Start of INFORMATION PROVIDED

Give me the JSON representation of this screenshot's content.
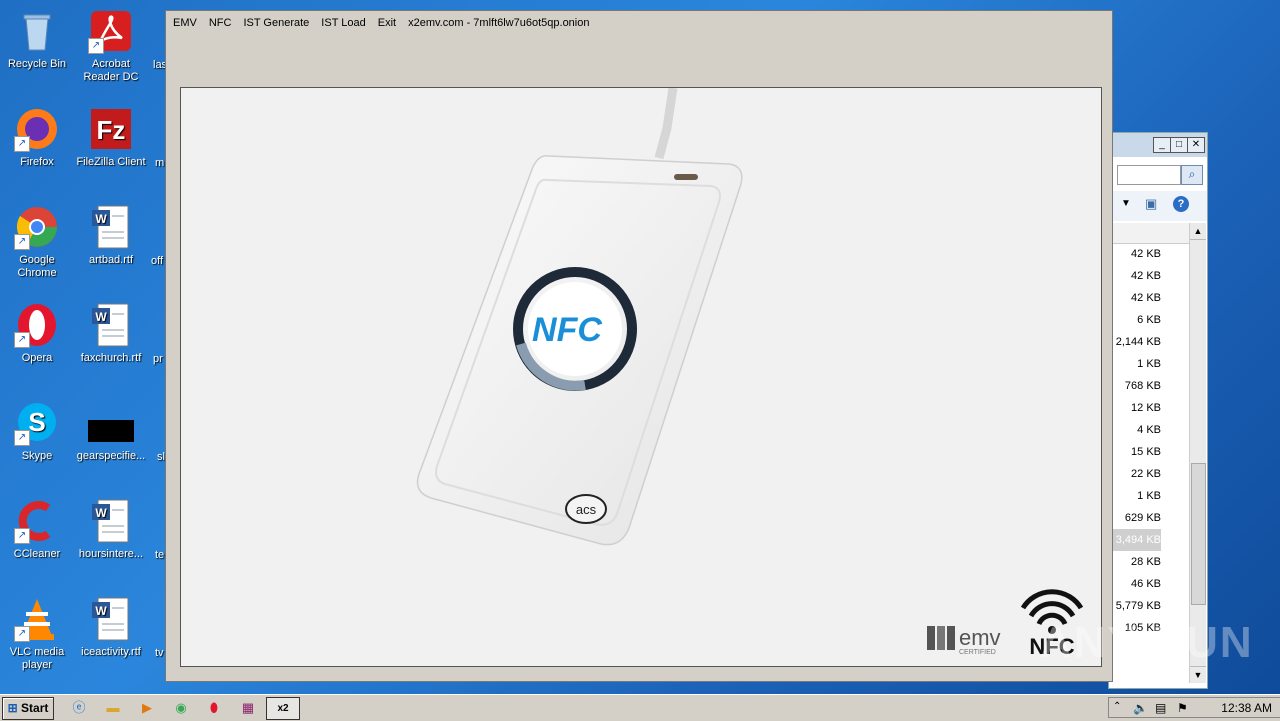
{
  "desktop": {
    "icons": [
      {
        "label": "Recycle Bin",
        "icon": "recycle-bin-icon",
        "color": "#6fa8dc"
      },
      {
        "label": "Acrobat Reader DC",
        "icon": "acrobat-icon",
        "color": "#d71f1f"
      },
      {
        "label": "Firefox",
        "icon": "firefox-icon",
        "color": "#ff7b1a"
      },
      {
        "label": "FileZilla Client",
        "icon": "filezilla-icon",
        "color": "#c21b1b"
      },
      {
        "label": "Google Chrome",
        "icon": "chrome-icon",
        "color": "#34a853"
      },
      {
        "label": "artbad.rtf",
        "icon": "word-doc-icon",
        "color": "#2b5797"
      },
      {
        "label": "Opera",
        "icon": "opera-icon",
        "color": "#e3162d"
      },
      {
        "label": "faxchurch.rtf",
        "icon": "word-doc-icon",
        "color": "#2b5797"
      },
      {
        "label": "Skype",
        "icon": "skype-icon",
        "color": "#00aff0"
      },
      {
        "label": "gearspecifie...",
        "icon": "black-file-icon",
        "color": "#000000"
      },
      {
        "label": "CCleaner",
        "icon": "ccleaner-icon",
        "color": "#d9262a"
      },
      {
        "label": "hoursintere...",
        "icon": "word-doc-icon",
        "color": "#2b5797"
      },
      {
        "label": "VLC media player",
        "icon": "vlc-icon",
        "color": "#ff8800"
      },
      {
        "label": "iceactivity.rtf",
        "icon": "word-doc-icon",
        "color": "#2b5797"
      }
    ],
    "partial_labels": [
      "las",
      "m",
      "off",
      "pr",
      "sl",
      "te",
      "tv"
    ]
  },
  "explorer": {
    "sizes": [
      "42 KB",
      "42 KB",
      "42 KB",
      "6 KB",
      "2,144 KB",
      "1 KB",
      "768 KB",
      "12 KB",
      "4 KB",
      "15 KB",
      "22 KB",
      "1 KB",
      "629 KB",
      "3,494 KB",
      "28 KB",
      "46 KB",
      "5,779 KB",
      "105 KB"
    ],
    "selected_index": 13
  },
  "app": {
    "menu": [
      "EMV",
      "NFC",
      "IST Generate",
      "IST Load",
      "Exit"
    ],
    "title": "x2emv.com - 7mlft6lw7u6ot5qp.onion",
    "device": {
      "logo_text": "NFC",
      "brand": "acs"
    },
    "badges": {
      "emv_text": "emv",
      "emv_sub": "CERTIFIED",
      "nfc_text": "NFC"
    }
  },
  "taskbar": {
    "start_label": "Start",
    "active_task_label": "x2",
    "clock": "12:38 AM"
  },
  "watermark": "ANY RUN"
}
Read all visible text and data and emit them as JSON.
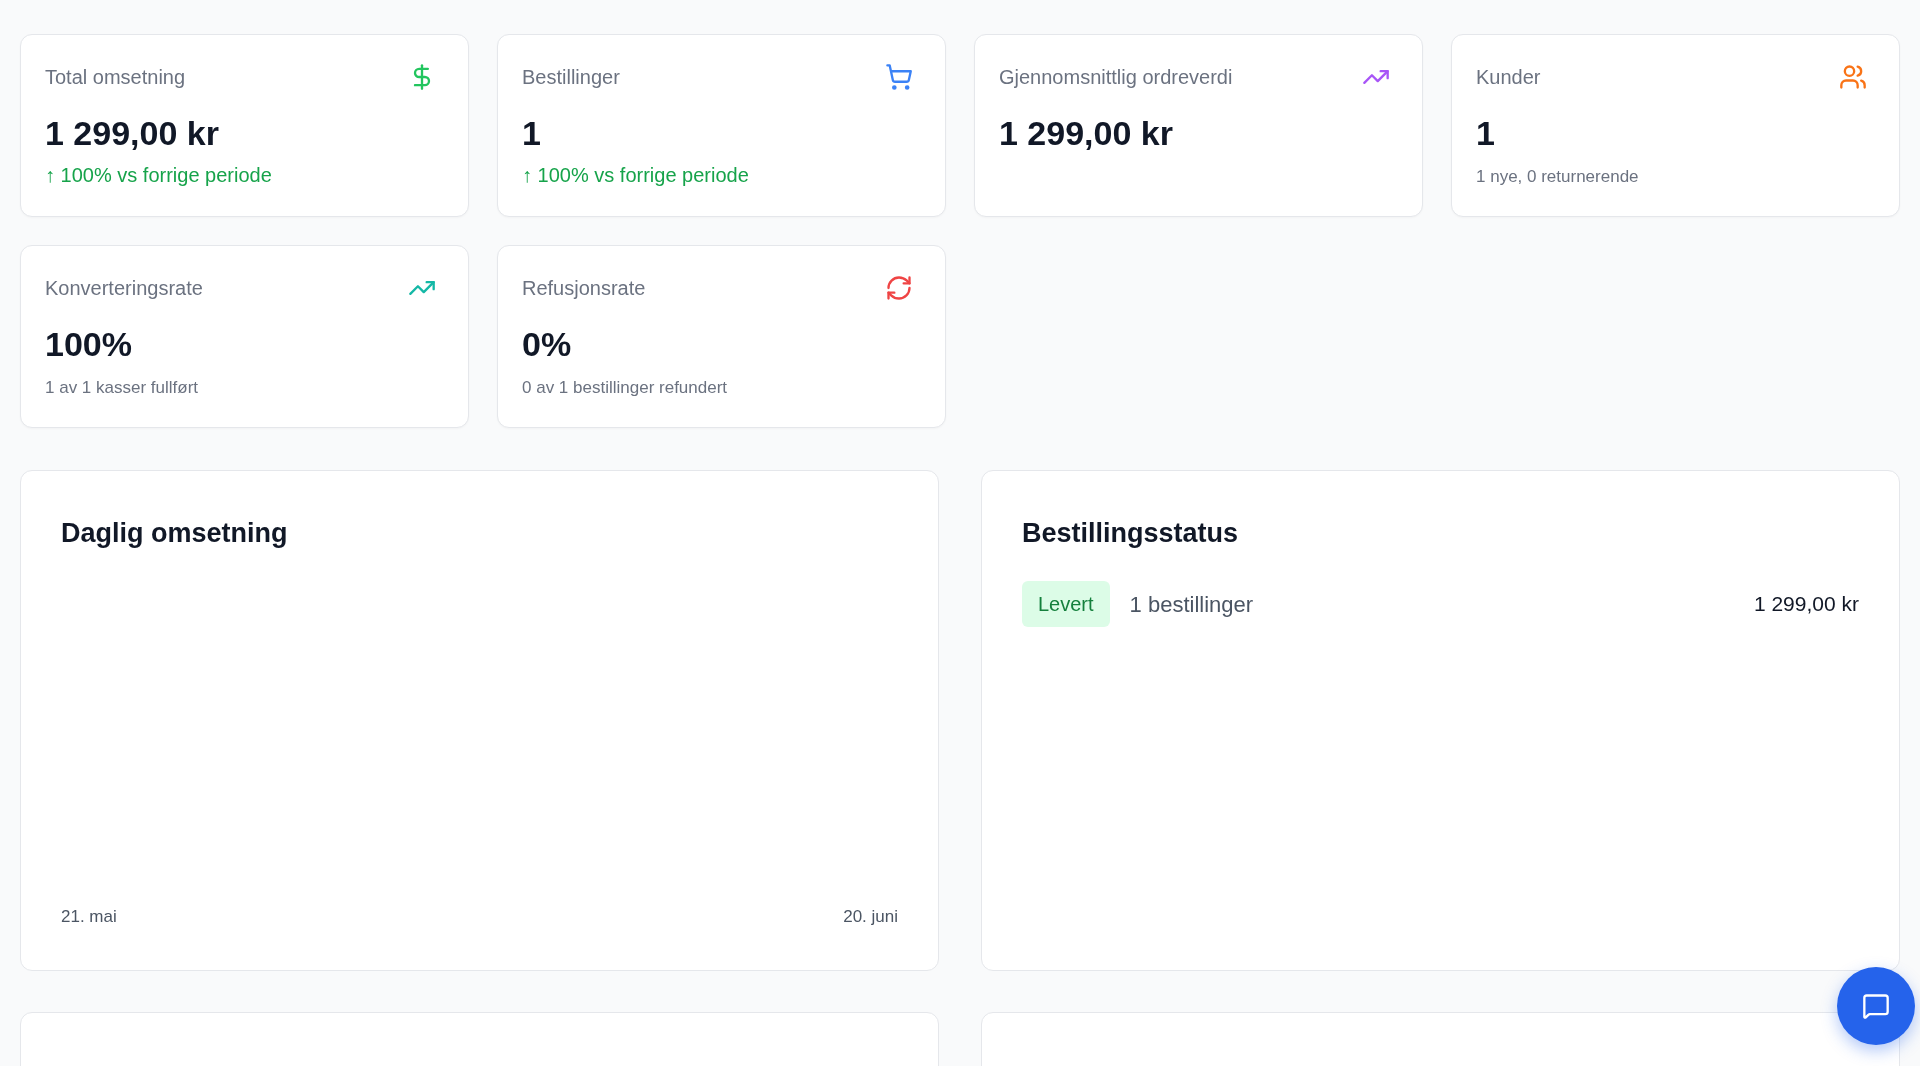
{
  "metric_cards": [
    {
      "label": "Total omsetning",
      "value": "1 299,00 kr",
      "change": {
        "positive": true,
        "text": "↑ 100% vs forrige periode"
      }
    },
    {
      "label": "Bestillinger",
      "value": "1",
      "change": {
        "positive": true,
        "text": "↑ 100% vs forrige periode"
      }
    },
    {
      "label": "Gjennomsnittlig ordreverdi",
      "value": "1 299,00 kr"
    },
    {
      "label": "Kunder",
      "value": "1",
      "note": "1 nye, 0 returnerende"
    },
    {
      "label": "Konverteringsrate",
      "value": "100%",
      "note": "1 av 1 kasser fullført"
    },
    {
      "label": "Refusjonsrate",
      "value": "0%",
      "note": "0 av 1 bestillinger refundert"
    }
  ],
  "daily_revenue": {
    "title": "Daglig omsetning",
    "x_labels": [
      "21. mai",
      "20. juni"
    ]
  },
  "order_status": {
    "title": "Bestillingsstatus",
    "rows": [
      {
        "kind": "delivered",
        "status": "Levert",
        "count": "1 bestillinger",
        "amount": "1 299,00 kr"
      }
    ]
  }
}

End of INFORMATION PROVIDED

## WHAT IS REQUIRED
Count the lines above that contain the word "note", and reply with only that number.

## COMPLETE OUTPUT
3